* Start ITEMS *
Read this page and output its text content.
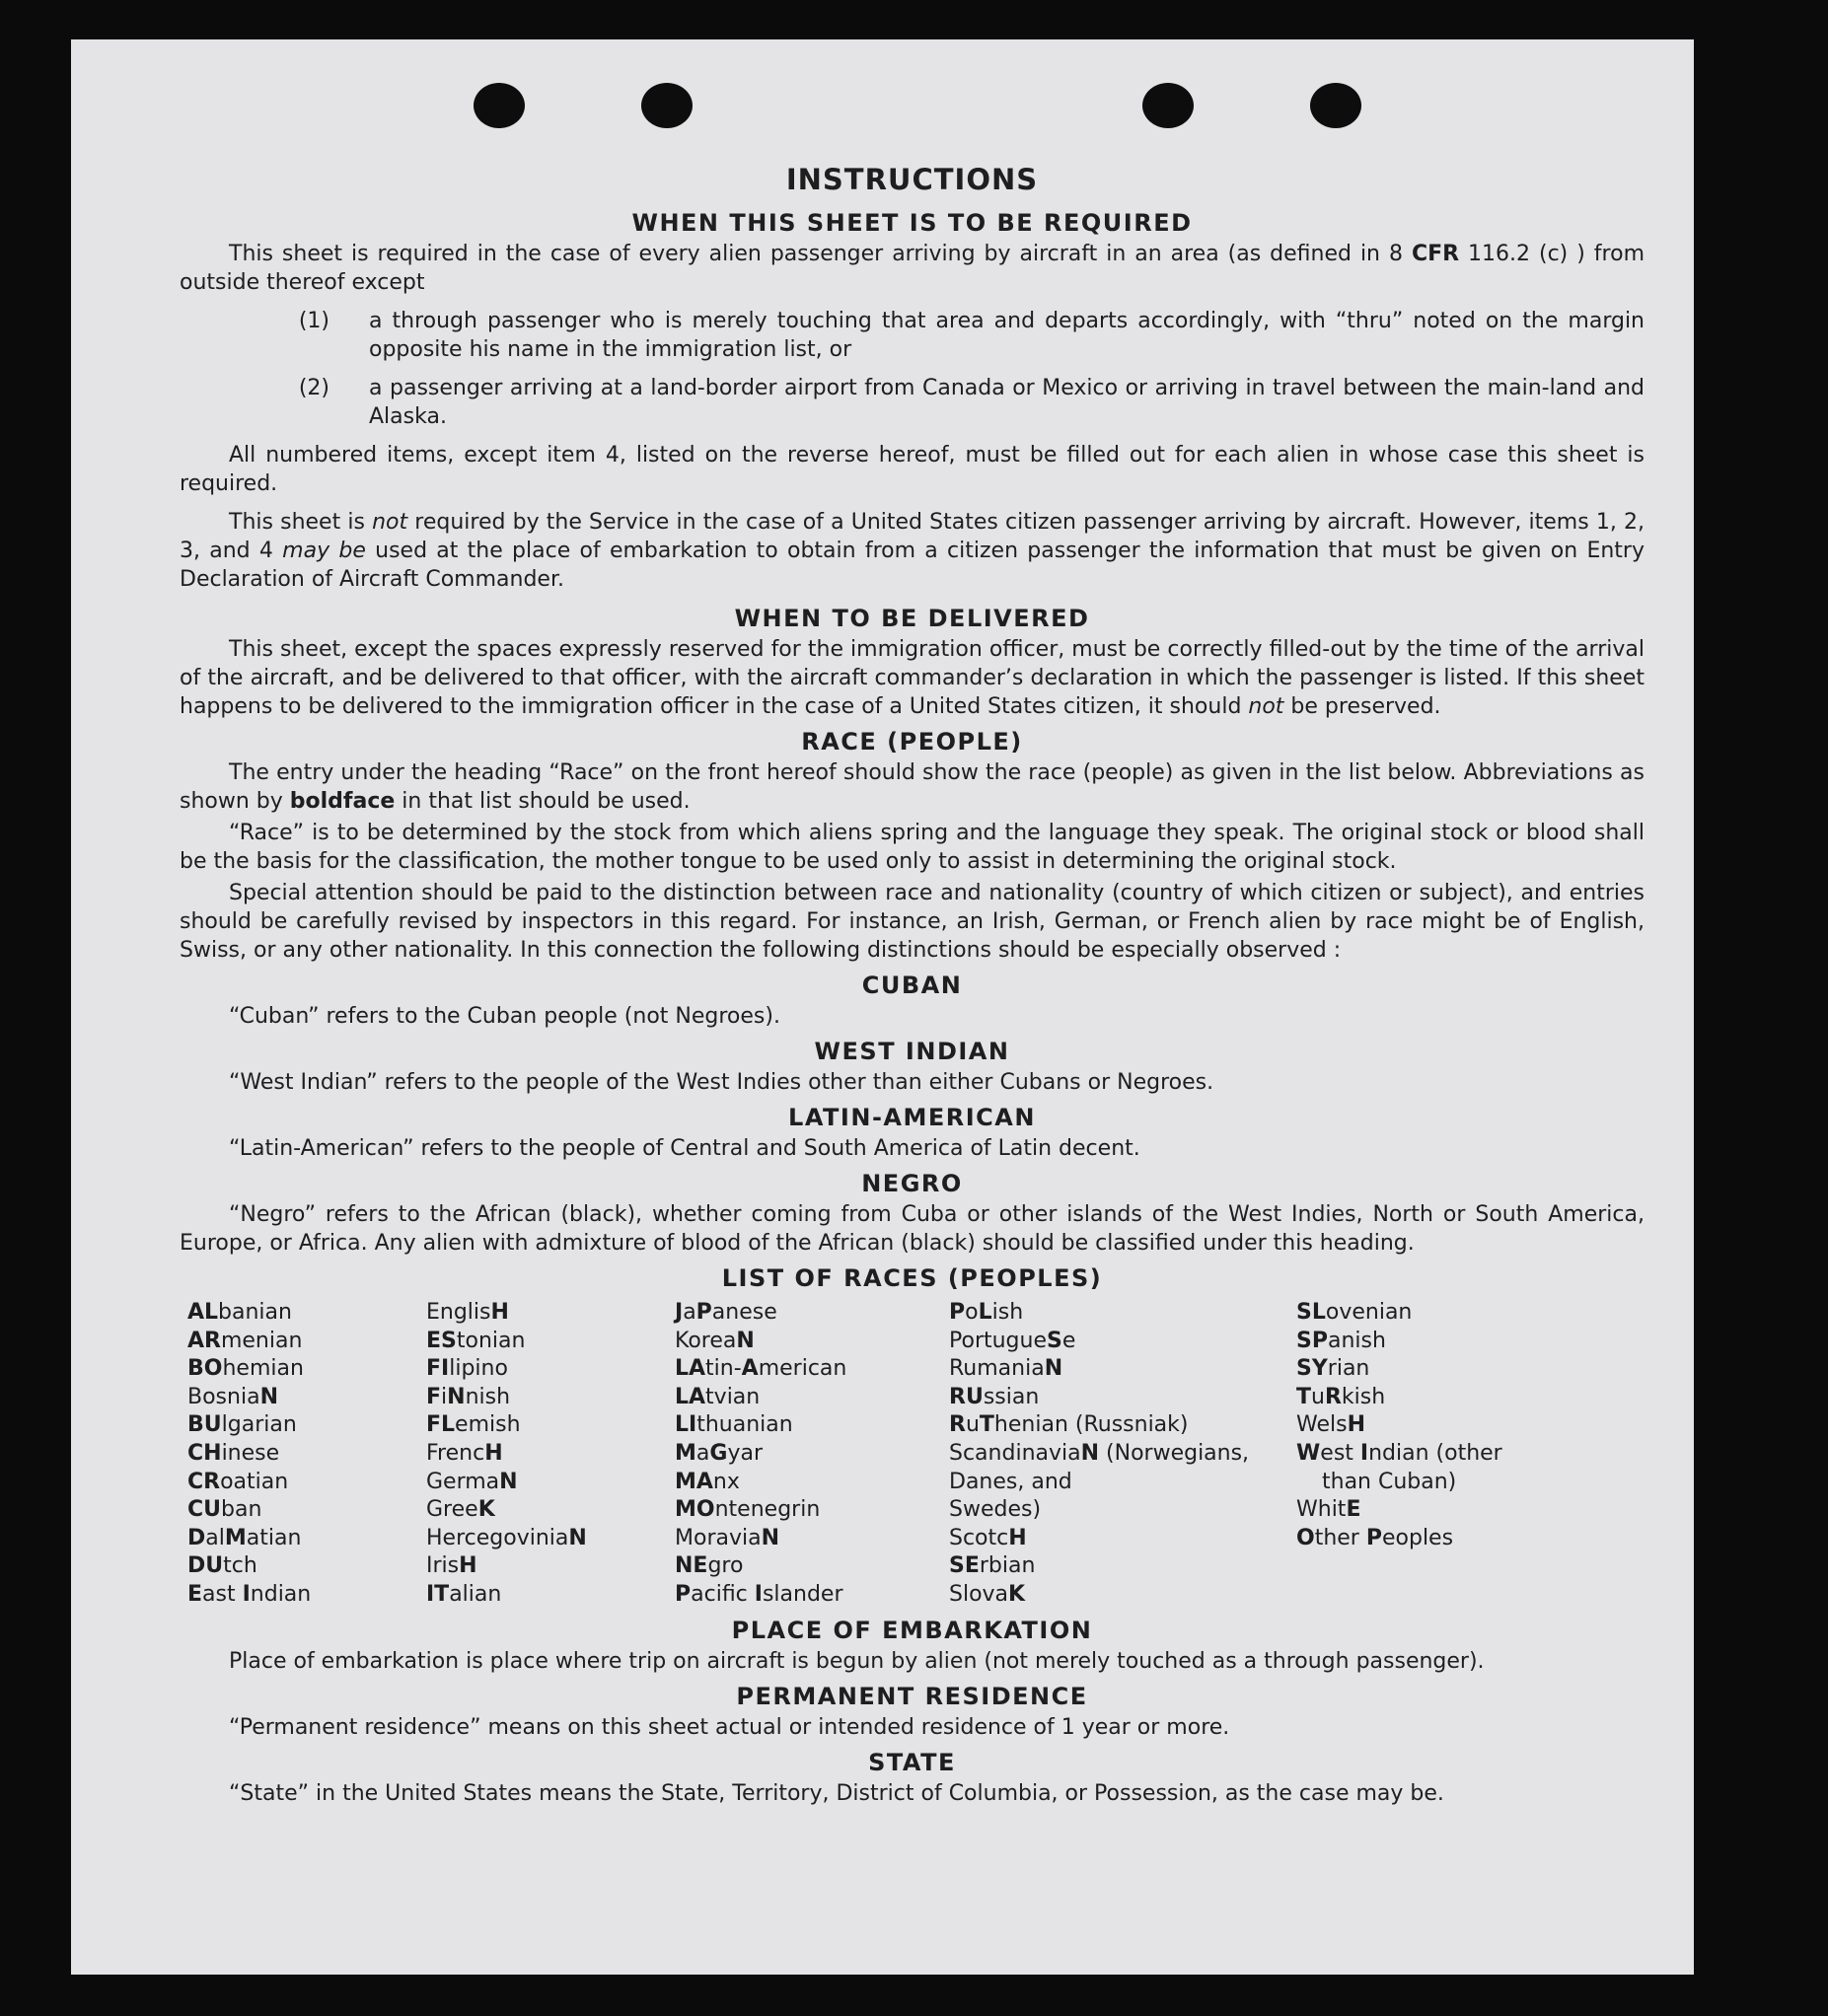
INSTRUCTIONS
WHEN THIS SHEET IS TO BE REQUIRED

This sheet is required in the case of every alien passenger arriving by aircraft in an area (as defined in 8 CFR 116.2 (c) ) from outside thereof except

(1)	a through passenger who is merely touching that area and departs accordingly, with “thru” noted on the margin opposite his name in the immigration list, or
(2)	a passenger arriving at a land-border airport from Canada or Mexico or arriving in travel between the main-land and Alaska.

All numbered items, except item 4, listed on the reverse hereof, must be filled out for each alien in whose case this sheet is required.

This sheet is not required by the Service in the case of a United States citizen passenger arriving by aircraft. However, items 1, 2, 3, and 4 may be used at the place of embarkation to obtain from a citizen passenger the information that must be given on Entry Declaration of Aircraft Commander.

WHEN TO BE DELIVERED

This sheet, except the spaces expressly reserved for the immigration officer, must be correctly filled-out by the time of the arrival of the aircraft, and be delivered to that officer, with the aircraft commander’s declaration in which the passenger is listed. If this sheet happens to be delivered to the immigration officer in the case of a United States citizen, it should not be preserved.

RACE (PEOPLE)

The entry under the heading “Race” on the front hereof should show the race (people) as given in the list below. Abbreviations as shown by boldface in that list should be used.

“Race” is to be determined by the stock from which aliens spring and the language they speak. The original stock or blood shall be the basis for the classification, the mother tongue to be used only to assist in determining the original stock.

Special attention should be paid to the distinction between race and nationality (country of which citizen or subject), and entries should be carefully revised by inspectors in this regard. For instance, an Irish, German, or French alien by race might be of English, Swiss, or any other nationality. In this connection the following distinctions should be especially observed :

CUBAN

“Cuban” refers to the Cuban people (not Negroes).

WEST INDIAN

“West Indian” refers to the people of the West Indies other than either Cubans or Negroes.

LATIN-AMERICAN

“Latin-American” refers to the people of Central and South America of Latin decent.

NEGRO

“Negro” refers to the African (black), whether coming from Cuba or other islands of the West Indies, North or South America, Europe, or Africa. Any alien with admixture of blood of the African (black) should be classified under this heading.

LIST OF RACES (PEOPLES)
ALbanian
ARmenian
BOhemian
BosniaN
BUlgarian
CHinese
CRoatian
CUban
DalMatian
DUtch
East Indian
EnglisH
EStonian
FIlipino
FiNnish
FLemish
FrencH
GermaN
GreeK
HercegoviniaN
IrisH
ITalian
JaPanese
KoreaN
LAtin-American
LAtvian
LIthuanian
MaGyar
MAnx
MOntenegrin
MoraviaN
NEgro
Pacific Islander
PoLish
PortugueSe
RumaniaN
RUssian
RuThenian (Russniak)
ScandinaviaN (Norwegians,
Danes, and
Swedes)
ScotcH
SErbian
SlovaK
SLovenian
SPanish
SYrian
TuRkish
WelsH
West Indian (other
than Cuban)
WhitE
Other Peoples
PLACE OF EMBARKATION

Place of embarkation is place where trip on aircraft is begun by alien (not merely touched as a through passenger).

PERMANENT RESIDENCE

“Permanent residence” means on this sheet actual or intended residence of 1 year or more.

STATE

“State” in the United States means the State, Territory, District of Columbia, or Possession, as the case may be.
* End ITEMS *
# YOUR OBJECTIVE:
Reproduce each line exactly as it appears, omitting the pictures.

# CORRECT ANSWER:
Read this page and output its text content.
INSTRUCTIONS
WHEN THIS SHEET IS TO BE REQUIRED

This sheet is required in the case of every alien passenger arriving by aircraft in an area (as defined in 8 CFR 116.2 (c) ) from outside thereof except

(1)	a through passenger who is merely touching that area and departs accordingly, with “thru” noted on the margin opposite his name in the immigration list, or
(2)	a passenger arriving at a land-border airport from Canada or Mexico or arriving in travel between the main-land and Alaska.

All numbered items, except item 4, listed on the reverse hereof, must be filled out for each alien in whose case this sheet is required.

This sheet is not required by the Service in the case of a United States citizen passenger arriving by aircraft. However, items 1, 2, 3, and 4 may be used at the place of embarkation to obtain from a citizen passenger the information that must be given on Entry Declaration of Aircraft Commander.

WHEN TO BE DELIVERED

This sheet, except the spaces expressly reserved for the immigration officer, must be correctly filled-out by the time of the arrival of the aircraft, and be delivered to that officer, with the aircraft commander’s declaration in which the passenger is listed. If this sheet happens to be delivered to the immigration officer in the case of a United States citizen, it should not be preserved.

RACE (PEOPLE)

The entry under the heading “Race” on the front hereof should show the race (people) as given in the list below. Abbreviations as shown by boldface in that list should be used.

“Race” is to be determined by the stock from which aliens spring and the language they speak. The original stock or blood shall be the basis for the classification, the mother tongue to be used only to assist in determining the original stock.

Special attention should be paid to the distinction between race and nationality (country of which citizen or subject), and entries should be carefully revised by inspectors in this regard. For instance, an Irish, German, or French alien by race might be of English, Swiss, or any other nationality. In this connection the following distinctions should be especially observed :

CUBAN

“Cuban” refers to the Cuban people (not Negroes).

WEST INDIAN

“West Indian” refers to the people of the West Indies other than either Cubans or Negroes.

LATIN-AMERICAN

“Latin-American” refers to the people of Central and South America of Latin decent.

NEGRO

“Negro” refers to the African (black), whether coming from Cuba or other islands of the West Indies, North or South America, Europe, or Africa. Any alien with admixture of blood of the African (black) should be classified under this heading.

LIST OF RACES (PEOPLES)
ALbanian
ARmenian
BOhemian
BosniaN
BUlgarian
CHinese
CRoatian
CUban
DalMatian
DUtch
East Indian
EnglisH
EStonian
FIlipino
FiNnish
FLemish
FrencH
GermaN
GreeK
HercegoviniaN
IrisH
ITalian
JaPanese
KoreaN
LAtin-American
LAtvian
LIthuanian
MaGyar
MAnx
MOntenegrin
MoraviaN
NEgro
Pacific Islander
PoLish
PortugueSe
RumaniaN
RUssian
RuThenian (Russniak)
ScandinaviaN (Norwegians,
Danes, and
Swedes)
ScotcH
SErbian
SlovaK
SLovenian
SPanish
SYrian
TuRkish
WelsH
West Indian (other
than Cuban)
WhitE
Other Peoples
PLACE OF EMBARKATION

Place of embarkation is place where trip on aircraft is begun by alien (not merely touched as a through passenger).

PERMANENT RESIDENCE

“Permanent residence” means on this sheet actual or intended residence of 1 year or more.

STATE

“State” in the United States means the State, Territory, District of Columbia, or Possession, as the case may be.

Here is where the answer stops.